- Data shown -
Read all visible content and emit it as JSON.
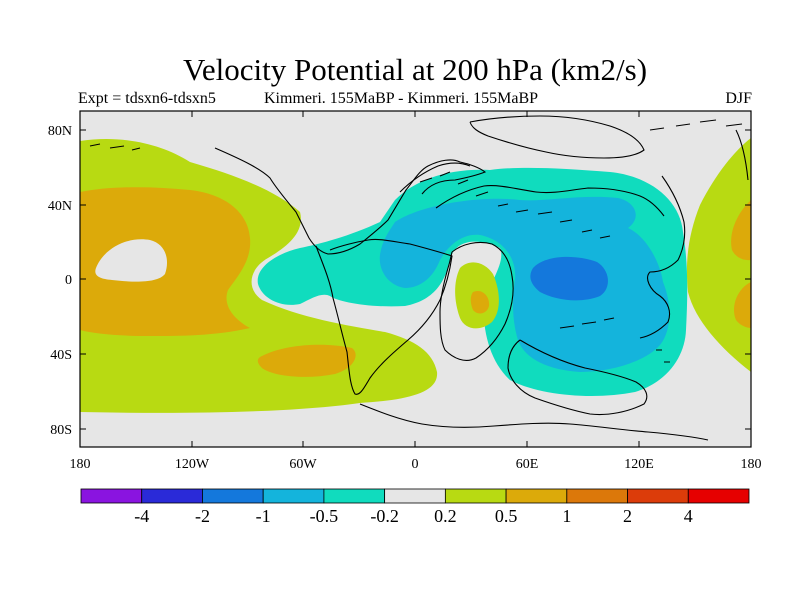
{
  "title": "Velocity Potential at 200 hPa (km2/s)",
  "subtitle_left": "Expt = tdsxn6-tdsxn5",
  "subtitle_center": "Kimmeri. 155MaBP - Kimmeri. 155MaBP",
  "subtitle_right": "DJF",
  "axes": {
    "lat_labels": [
      "80N",
      "40N",
      "0",
      "40S",
      "80S"
    ],
    "lon_labels": [
      "180",
      "120W",
      "60W",
      "0",
      "60E",
      "120E",
      "180"
    ]
  },
  "colorbar": {
    "labels": [
      "-4",
      "-2",
      "-1",
      "-0.5",
      "-0.2",
      "0.2",
      "0.5",
      "1",
      "2",
      "4"
    ],
    "colors": [
      "#8a14e0",
      "#2a2ad8",
      "#1478dc",
      "#14b4dc",
      "#10dcbe",
      "#e6e6e6",
      "#b8da12",
      "#dcaa0a",
      "#dc780a",
      "#dc3c0a",
      "#e60000"
    ]
  }
}
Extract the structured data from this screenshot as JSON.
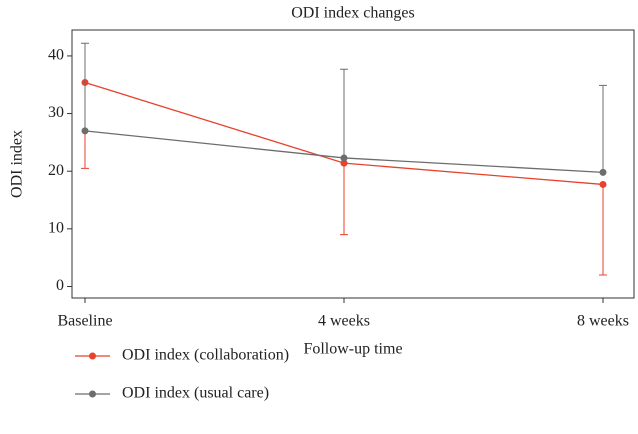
{
  "chart_data": {
    "type": "line",
    "title": "ODI index changes",
    "x_label": "Follow-up time",
    "y_label": "ODI index",
    "categories": [
      "Baseline",
      "4 weeks",
      "8 weeks"
    ],
    "series": [
      {
        "name": "ODI index (collaboration)",
        "color": "#e8412c",
        "values": [
          35.4,
          21.4,
          17.7
        ],
        "errors": [
          14.9,
          12.4,
          15.7
        ],
        "error_direction": "down"
      },
      {
        "name": "ODI index (usual care)",
        "color": "#6d6d6d",
        "values": [
          27.0,
          22.3,
          19.8
        ],
        "errors": [
          15.2,
          15.4,
          15.1
        ],
        "error_direction": "up"
      }
    ],
    "ylim": [
      -2,
      44.5
    ],
    "yticks": [
      0,
      10,
      20,
      30,
      40
    ],
    "legend": "bottom"
  }
}
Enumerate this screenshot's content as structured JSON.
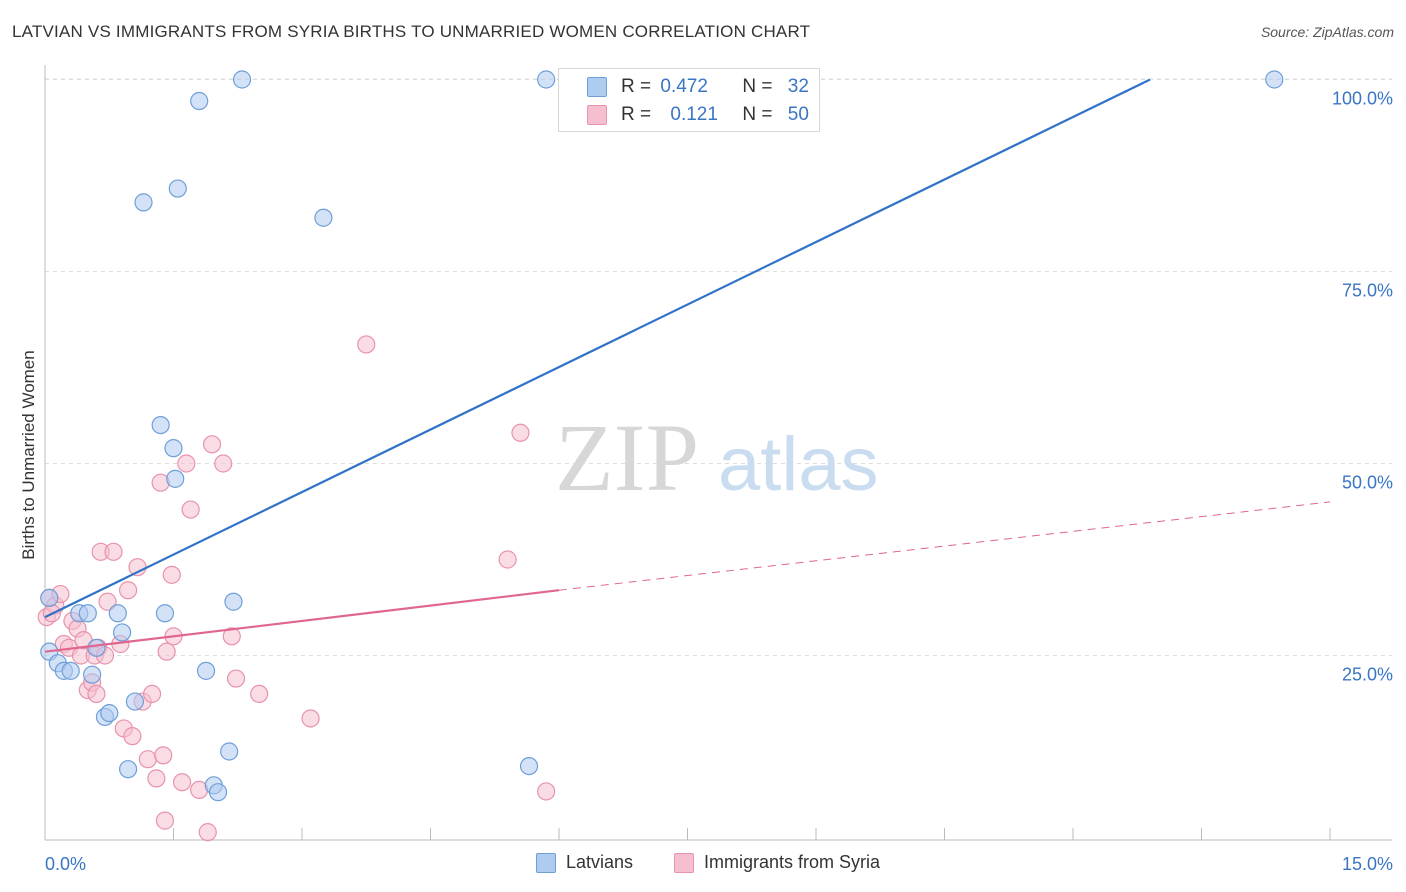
{
  "header": {
    "title": "LATVIAN VS IMMIGRANTS FROM SYRIA BIRTHS TO UNMARRIED WOMEN CORRELATION CHART",
    "source": "Source: ZipAtlas.com"
  },
  "watermark": {
    "zip": "ZIP",
    "atlas": "atlas"
  },
  "legend": {
    "r_label": "R =",
    "n_label": "N =",
    "latvians": {
      "r": "0.472",
      "n": "32",
      "name": "Latvians"
    },
    "syria": {
      "r": "0.121",
      "n": "50",
      "name": "Immigrants from Syria"
    }
  },
  "colors": {
    "blue_fill": "#aecbf0",
    "blue_stroke": "#6f9fd8",
    "blue_line": "#2f72c8",
    "pink_fill": "#f6bfd0",
    "pink_stroke": "#e893ad",
    "pink_line": "#e0668f",
    "axis_label": "#3a75c4",
    "grid": "#dddddd"
  },
  "chart_data": {
    "type": "scatter",
    "title": "LATVIAN VS IMMIGRANTS FROM SYRIA BIRTHS TO UNMARRIED WOMEN CORRELATION CHART",
    "ylabel": "Births to Unmarried Women",
    "xlabel": "",
    "xlim": [
      0,
      15
    ],
    "ylim": [
      0,
      102
    ],
    "x_tick_labels": [
      {
        "value": 0,
        "label": "0.0%"
      },
      {
        "value": 15,
        "label": "15.0%"
      }
    ],
    "y_tick_labels": [
      {
        "value": 25,
        "label": "25.0%"
      },
      {
        "value": 50,
        "label": "50.0%"
      },
      {
        "value": 75,
        "label": "75.0%"
      },
      {
        "value": 100,
        "label": "100.0%"
      }
    ],
    "series": [
      {
        "name": "Latvians",
        "color": "blue",
        "points": [
          [
            0.05,
            32.5
          ],
          [
            0.05,
            25.5
          ],
          [
            0.15,
            24.0
          ],
          [
            0.22,
            23.0
          ],
          [
            0.3,
            23.0
          ],
          [
            0.4,
            30.5
          ],
          [
            0.5,
            30.5
          ],
          [
            0.55,
            22.5
          ],
          [
            0.6,
            26.0
          ],
          [
            0.7,
            17.0
          ],
          [
            0.75,
            17.5
          ],
          [
            0.85,
            30.5
          ],
          [
            0.9,
            28.0
          ],
          [
            0.97,
            10.2
          ],
          [
            1.05,
            19.0
          ],
          [
            1.15,
            84.0
          ],
          [
            1.35,
            55.0
          ],
          [
            1.4,
            30.5
          ],
          [
            1.5,
            52.0
          ],
          [
            1.52,
            48.0
          ],
          [
            1.55,
            85.8
          ],
          [
            1.8,
            97.2
          ],
          [
            1.88,
            23.0
          ],
          [
            1.97,
            8.1
          ],
          [
            2.02,
            7.2
          ],
          [
            2.15,
            12.5
          ],
          [
            2.2,
            32.0
          ],
          [
            2.3,
            100.0
          ],
          [
            3.25,
            82.0
          ],
          [
            5.65,
            10.6
          ],
          [
            5.85,
            100.0
          ],
          [
            14.35,
            100.0
          ]
        ],
        "trend": {
          "x": [
            0.0,
            12.9
          ],
          "y": [
            30.0,
            100.0
          ],
          "style": "solid"
        }
      },
      {
        "name": "Immigrants from Syria",
        "color": "pink",
        "points": [
          [
            0.02,
            30.0
          ],
          [
            0.05,
            32.5
          ],
          [
            0.12,
            31.5
          ],
          [
            0.18,
            33.0
          ],
          [
            0.22,
            26.5
          ],
          [
            0.28,
            26.0
          ],
          [
            0.32,
            29.5
          ],
          [
            0.38,
            28.5
          ],
          [
            0.42,
            25.0
          ],
          [
            0.45,
            27.0
          ],
          [
            0.5,
            20.5
          ],
          [
            0.55,
            21.5
          ],
          [
            0.58,
            25.0
          ],
          [
            0.62,
            26.0
          ],
          [
            0.65,
            38.5
          ],
          [
            0.7,
            25.0
          ],
          [
            0.73,
            32.0
          ],
          [
            0.8,
            38.5
          ],
          [
            0.88,
            26.5
          ],
          [
            0.92,
            15.5
          ],
          [
            0.97,
            33.5
          ],
          [
            1.02,
            14.5
          ],
          [
            1.08,
            36.5
          ],
          [
            1.14,
            19.0
          ],
          [
            1.2,
            11.5
          ],
          [
            1.25,
            20.0
          ],
          [
            1.3,
            9.0
          ],
          [
            1.35,
            47.5
          ],
          [
            1.38,
            12.0
          ],
          [
            1.4,
            3.5
          ],
          [
            1.42,
            25.5
          ],
          [
            1.48,
            35.5
          ],
          [
            1.5,
            27.5
          ],
          [
            1.6,
            8.5
          ],
          [
            1.65,
            50.0
          ],
          [
            1.7,
            44.0
          ],
          [
            1.8,
            7.5
          ],
          [
            1.9,
            2.0
          ],
          [
            1.95,
            52.5
          ],
          [
            2.08,
            50.0
          ],
          [
            2.18,
            27.5
          ],
          [
            2.23,
            22.0
          ],
          [
            2.5,
            20.0
          ],
          [
            3.1,
            16.8
          ],
          [
            3.75,
            65.5
          ],
          [
            5.4,
            37.5
          ],
          [
            5.55,
            54.0
          ],
          [
            5.85,
            7.3
          ],
          [
            0.08,
            30.5
          ],
          [
            0.6,
            20.0
          ]
        ],
        "trend": {
          "x": [
            0.0,
            6.0
          ],
          "y": [
            25.5,
            33.5
          ],
          "style": "solid",
          "extension": {
            "x": [
              6.0,
              15.0
            ],
            "y": [
              33.5,
              45.0
            ],
            "style": "dashed"
          }
        }
      }
    ]
  }
}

- Given problem -
Make an exact copy of every record, pictures excluded.

- Task answer -
Read all visible content and emit it as JSON.
{
  "title": "Velocity Potential at 200 hPa (km2/s)",
  "subtitle_left": "Expt = tdsxn6-tdsxn5",
  "subtitle_center": "Kimmeri. 155MaBP - Kimmeri. 155MaBP",
  "subtitle_right": "DJF",
  "axes": {
    "lat_labels": [
      "80N",
      "40N",
      "0",
      "40S",
      "80S"
    ],
    "lon_labels": [
      "180",
      "120W",
      "60W",
      "0",
      "60E",
      "120E",
      "180"
    ]
  },
  "colorbar": {
    "labels": [
      "-4",
      "-2",
      "-1",
      "-0.5",
      "-0.2",
      "0.2",
      "0.5",
      "1",
      "2",
      "4"
    ],
    "colors": [
      "#8a14e0",
      "#2a2ad8",
      "#1478dc",
      "#14b4dc",
      "#10dcbe",
      "#e6e6e6",
      "#b8da12",
      "#dcaa0a",
      "#dc780a",
      "#dc3c0a",
      "#e60000"
    ]
  }
}
Extract the structured data from this screenshot as JSON.
{
  "chart_data": {
    "type": "line",
    "title": "ODI index changes",
    "x_label": "Follow-up time",
    "y_label": "ODI index",
    "categories": [
      "Baseline",
      "4 weeks",
      "8 weeks"
    ],
    "series": [
      {
        "name": "ODI index (collaboration)",
        "color": "#e8412c",
        "values": [
          35.4,
          21.4,
          17.7
        ],
        "errors": [
          14.9,
          12.4,
          15.7
        ],
        "error_direction": "down"
      },
      {
        "name": "ODI index (usual care)",
        "color": "#6d6d6d",
        "values": [
          27.0,
          22.3,
          19.8
        ],
        "errors": [
          15.2,
          15.4,
          15.1
        ],
        "error_direction": "up"
      }
    ],
    "ylim": [
      -2,
      44.5
    ],
    "yticks": [
      0,
      10,
      20,
      30,
      40
    ],
    "legend": "bottom"
  }
}
Enumerate this screenshot's content as structured JSON.
{
  "header": {
    "title": "LATVIAN VS IMMIGRANTS FROM SYRIA BIRTHS TO UNMARRIED WOMEN CORRELATION CHART",
    "source": "Source: ZipAtlas.com"
  },
  "watermark": {
    "zip": "ZIP",
    "atlas": "atlas"
  },
  "legend": {
    "r_label": "R =",
    "n_label": "N =",
    "latvians": {
      "r": "0.472",
      "n": "32",
      "name": "Latvians"
    },
    "syria": {
      "r": "0.121",
      "n": "50",
      "name": "Immigrants from Syria"
    }
  },
  "colors": {
    "blue_fill": "#aecbf0",
    "blue_stroke": "#6f9fd8",
    "blue_line": "#2f72c8",
    "pink_fill": "#f6bfd0",
    "pink_stroke": "#e893ad",
    "pink_line": "#e0668f",
    "axis_label": "#3a75c4",
    "grid": "#dddddd"
  },
  "chart_data": {
    "type": "scatter",
    "title": "LATVIAN VS IMMIGRANTS FROM SYRIA BIRTHS TO UNMARRIED WOMEN CORRELATION CHART",
    "ylabel": "Births to Unmarried Women",
    "xlabel": "",
    "xlim": [
      0,
      15
    ],
    "ylim": [
      0,
      102
    ],
    "x_tick_labels": [
      {
        "value": 0,
        "label": "0.0%"
      },
      {
        "value": 15,
        "label": "15.0%"
      }
    ],
    "y_tick_labels": [
      {
        "value": 25,
        "label": "25.0%"
      },
      {
        "value": 50,
        "label": "50.0%"
      },
      {
        "value": 75,
        "label": "75.0%"
      },
      {
        "value": 100,
        "label": "100.0%"
      }
    ],
    "series": [
      {
        "name": "Latvians",
        "color": "blue",
        "points": [
          [
            0.05,
            32.5
          ],
          [
            0.05,
            25.5
          ],
          [
            0.15,
            24.0
          ],
          [
            0.22,
            23.0
          ],
          [
            0.3,
            23.0
          ],
          [
            0.4,
            30.5
          ],
          [
            0.5,
            30.5
          ],
          [
            0.55,
            22.5
          ],
          [
            0.6,
            26.0
          ],
          [
            0.7,
            17.0
          ],
          [
            0.75,
            17.5
          ],
          [
            0.85,
            30.5
          ],
          [
            0.9,
            28.0
          ],
          [
            0.97,
            10.2
          ],
          [
            1.05,
            19.0
          ],
          [
            1.15,
            84.0
          ],
          [
            1.35,
            55.0
          ],
          [
            1.4,
            30.5
          ],
          [
            1.5,
            52.0
          ],
          [
            1.52,
            48.0
          ],
          [
            1.55,
            85.8
          ],
          [
            1.8,
            97.2
          ],
          [
            1.88,
            23.0
          ],
          [
            1.97,
            8.1
          ],
          [
            2.02,
            7.2
          ],
          [
            2.15,
            12.5
          ],
          [
            2.2,
            32.0
          ],
          [
            2.3,
            100.0
          ],
          [
            3.25,
            82.0
          ],
          [
            5.65,
            10.6
          ],
          [
            5.85,
            100.0
          ],
          [
            14.35,
            100.0
          ]
        ],
        "trend": {
          "x": [
            0.0,
            12.9
          ],
          "y": [
            30.0,
            100.0
          ],
          "style": "solid"
        }
      },
      {
        "name": "Immigrants from Syria",
        "color": "pink",
        "points": [
          [
            0.02,
            30.0
          ],
          [
            0.05,
            32.5
          ],
          [
            0.12,
            31.5
          ],
          [
            0.18,
            33.0
          ],
          [
            0.22,
            26.5
          ],
          [
            0.28,
            26.0
          ],
          [
            0.32,
            29.5
          ],
          [
            0.38,
            28.5
          ],
          [
            0.42,
            25.0
          ],
          [
            0.45,
            27.0
          ],
          [
            0.5,
            20.5
          ],
          [
            0.55,
            21.5
          ],
          [
            0.58,
            25.0
          ],
          [
            0.62,
            26.0
          ],
          [
            0.65,
            38.5
          ],
          [
            0.7,
            25.0
          ],
          [
            0.73,
            32.0
          ],
          [
            0.8,
            38.5
          ],
          [
            0.88,
            26.5
          ],
          [
            0.92,
            15.5
          ],
          [
            0.97,
            33.5
          ],
          [
            1.02,
            14.5
          ],
          [
            1.08,
            36.5
          ],
          [
            1.14,
            19.0
          ],
          [
            1.2,
            11.5
          ],
          [
            1.25,
            20.0
          ],
          [
            1.3,
            9.0
          ],
          [
            1.35,
            47.5
          ],
          [
            1.38,
            12.0
          ],
          [
            1.4,
            3.5
          ],
          [
            1.42,
            25.5
          ],
          [
            1.48,
            35.5
          ],
          [
            1.5,
            27.5
          ],
          [
            1.6,
            8.5
          ],
          [
            1.65,
            50.0
          ],
          [
            1.7,
            44.0
          ],
          [
            1.8,
            7.5
          ],
          [
            1.9,
            2.0
          ],
          [
            1.95,
            52.5
          ],
          [
            2.08,
            50.0
          ],
          [
            2.18,
            27.5
          ],
          [
            2.23,
            22.0
          ],
          [
            2.5,
            20.0
          ],
          [
            3.1,
            16.8
          ],
          [
            3.75,
            65.5
          ],
          [
            5.4,
            37.5
          ],
          [
            5.55,
            54.0
          ],
          [
            5.85,
            7.3
          ],
          [
            0.08,
            30.5
          ],
          [
            0.6,
            20.0
          ]
        ],
        "trend": {
          "x": [
            0.0,
            6.0
          ],
          "y": [
            25.5,
            33.5
          ],
          "style": "solid",
          "extension": {
            "x": [
              6.0,
              15.0
            ],
            "y": [
              33.5,
              45.0
            ],
            "style": "dashed"
          }
        }
      }
    ]
  }
}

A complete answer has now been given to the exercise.